**What you are asked to do:** Copy the lines of the material below word for word, from the line containing "data-point [314, 335, 330, 349]" through the line containing "data-point [314, 281, 330, 296]", including both of those lines.

[Rows from a dataset]

* begin *

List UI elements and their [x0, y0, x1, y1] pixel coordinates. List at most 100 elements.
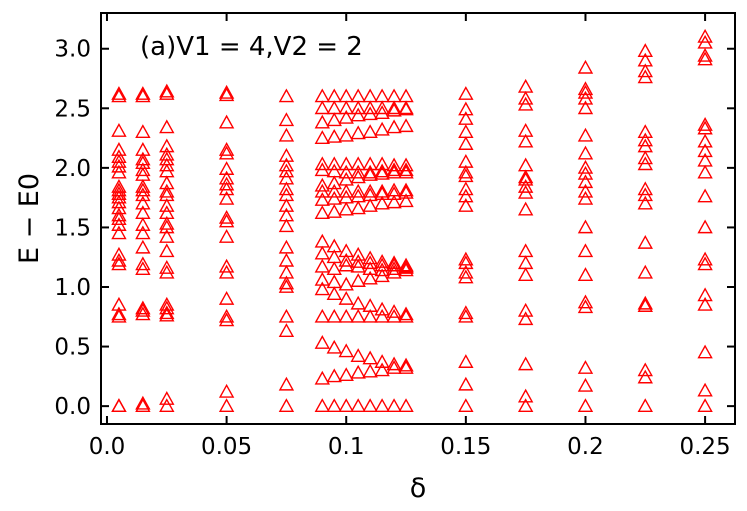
data-point [314, 335, 330, 349]
data-point [362, 187, 378, 202]
data-point [362, 167, 378, 181]
data-point [398, 357, 414, 372]
axis-ticks: 0.0 0.05 0.1 0.15 0.2 0.25 0.0 0.5 1.0 1.5 2.0 2.5 3… [54, 13, 735, 460]
data-point [577, 84, 594, 99]
data-point [111, 189, 127, 204]
data-point [577, 174, 594, 189]
data-point [374, 398, 390, 413]
data-point [350, 107, 366, 122]
data-point [577, 159, 594, 174]
data-point [135, 155, 151, 170]
data-point [111, 306, 127, 321]
data-point [458, 398, 474, 413]
data-point [637, 369, 653, 384]
data-point [278, 264, 295, 279]
data-point [577, 219, 594, 234]
data-point [517, 311, 534, 326]
data-point [338, 257, 354, 272]
data-point [637, 264, 653, 279]
data-point [637, 124, 653, 139]
data-point [374, 262, 390, 277]
data-point [135, 162, 151, 177]
data-point [159, 86, 175, 100]
data-point [135, 167, 151, 181]
data-point [577, 267, 594, 281]
data-point [374, 308, 390, 323]
data-point [314, 156, 330, 171]
data-point [135, 225, 151, 240]
data-point [159, 151, 175, 166]
data-point [218, 181, 235, 196]
data-point [326, 204, 342, 218]
data-point [374, 186, 390, 200]
data-points [111, 28, 713, 413]
data-point [458, 308, 474, 323]
data-point [386, 164, 402, 179]
data-point [159, 305, 175, 320]
data-point [326, 308, 342, 323]
data-point [350, 169, 366, 184]
data-point [374, 121, 390, 136]
data-point [218, 145, 235, 160]
data-point [338, 290, 354, 305]
data-point [111, 398, 127, 413]
data-point [362, 198, 378, 212]
data-point [458, 164, 474, 179]
data-point [517, 178, 534, 193]
data-point [135, 151, 151, 166]
data-point [326, 249, 342, 264]
data-point [398, 308, 414, 323]
data-point [398, 164, 414, 179]
data-point [517, 122, 534, 137]
x-tick-label: 0.05 [201, 434, 252, 460]
y-tick-label: 1.5 [54, 215, 91, 241]
data-point [458, 168, 474, 183]
data-point [159, 215, 175, 230]
data-point [111, 122, 127, 137]
plot-frame [100, 12, 736, 425]
data-point [159, 243, 175, 258]
data-point [135, 239, 151, 254]
data-point [350, 188, 366, 203]
data-point [338, 156, 354, 171]
data-point [338, 164, 354, 179]
data-point [111, 88, 127, 103]
data-point [350, 100, 366, 115]
data-point [517, 201, 534, 216]
data-point [338, 183, 354, 198]
data-point [314, 281, 330, 296]
data-point [111, 211, 127, 225]
data-point [135, 256, 151, 271]
data-point [637, 150, 653, 165]
x-tick-label: 0.2 [567, 434, 604, 460]
data-point [697, 51, 713, 66]
data-point [697, 117, 713, 131]
data-point [159, 183, 175, 198]
data-point [326, 175, 342, 190]
data-point [517, 255, 534, 270]
data-point [111, 142, 127, 156]
data-point [374, 195, 390, 210]
data-point [577, 299, 594, 314]
data-point [362, 308, 378, 323]
y-axis-label: E − E0 [14, 173, 45, 264]
data-point [159, 296, 175, 311]
data-point [111, 194, 127, 209]
data-point [111, 186, 127, 200]
data-point [135, 142, 151, 156]
data-point [697, 287, 713, 302]
data-point [159, 264, 175, 279]
data-point [218, 84, 235, 99]
data-point [338, 252, 354, 267]
data-point [314, 177, 330, 192]
data-point [135, 217, 151, 231]
data-point [278, 376, 295, 391]
x-axis-label: δ [410, 473, 427, 504]
data-point [326, 238, 342, 253]
data-point [135, 195, 151, 210]
data-point [517, 157, 534, 172]
data-point [697, 120, 713, 135]
data-point [458, 264, 474, 279]
data-point [350, 164, 366, 179]
data-point [517, 356, 534, 371]
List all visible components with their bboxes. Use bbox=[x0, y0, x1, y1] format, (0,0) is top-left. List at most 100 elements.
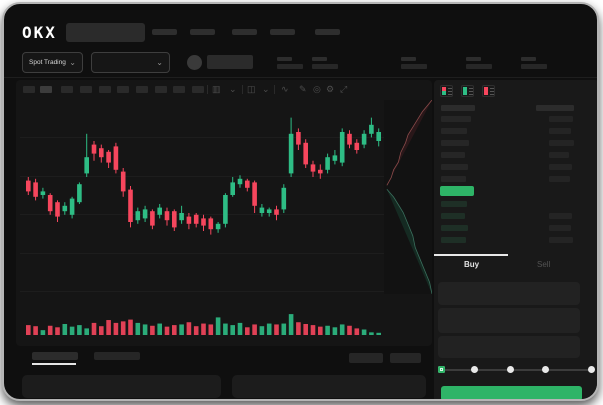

* end *

**Solution to this exercise:**
data-point [314, 335, 330, 349]
data-point [362, 187, 378, 202]
data-point [362, 167, 378, 181]
data-point [398, 357, 414, 372]
axis-ticks: 0.0 0.05 0.1 0.15 0.2 0.25 0.0 0.5 1.0 1.5 2.0 2.5 3… [54, 13, 735, 460]
data-point [577, 84, 594, 99]
data-point [111, 189, 127, 204]
data-point [577, 174, 594, 189]
data-point [374, 398, 390, 413]
data-point [350, 107, 366, 122]
data-point [577, 159, 594, 174]
data-point [135, 155, 151, 170]
data-point [111, 306, 127, 321]
data-point [458, 398, 474, 413]
data-point [637, 369, 653, 384]
data-point [278, 264, 295, 279]
data-point [577, 219, 594, 234]
data-point [517, 311, 534, 326]
data-point [338, 257, 354, 272]
data-point [637, 264, 653, 279]
data-point [637, 124, 653, 139]
data-point [374, 262, 390, 277]
data-point [135, 162, 151, 177]
data-point [159, 86, 175, 100]
data-point [135, 167, 151, 181]
data-point [577, 267, 594, 281]
data-point [374, 308, 390, 323]
data-point [314, 156, 330, 171]
data-point [135, 225, 151, 240]
data-point [159, 151, 175, 166]
data-point [218, 181, 235, 196]
data-point [326, 204, 342, 218]
data-point [374, 186, 390, 200]
data-points [111, 28, 713, 413]
data-point [458, 308, 474, 323]
data-point [386, 164, 402, 179]
data-point [159, 305, 175, 320]
data-point [326, 308, 342, 323]
data-point [350, 169, 366, 184]
data-point [374, 121, 390, 136]
data-point [218, 145, 235, 160]
data-point [338, 290, 354, 305]
data-point [111, 398, 127, 413]
data-point [362, 198, 378, 212]
data-point [458, 164, 474, 179]
data-point [517, 178, 534, 193]
data-point [135, 151, 151, 166]
data-point [326, 249, 342, 264]
data-point [398, 308, 414, 323]
data-point [398, 164, 414, 179]
data-point [517, 122, 534, 137]
x-tick-label: 0.05 [201, 434, 252, 460]
y-tick-label: 1.5 [54, 215, 91, 241]
data-point [458, 168, 474, 183]
data-point [159, 215, 175, 230]
data-point [111, 122, 127, 137]
plot-frame [100, 12, 736, 425]
data-point [159, 243, 175, 258]
data-point [135, 239, 151, 254]
data-point [350, 188, 366, 203]
data-point [338, 156, 354, 171]
data-point [338, 164, 354, 179]
data-point [111, 88, 127, 103]
data-point [350, 100, 366, 115]
data-point [517, 201, 534, 216]
data-point [338, 183, 354, 198]
data-point [314, 281, 330, 296]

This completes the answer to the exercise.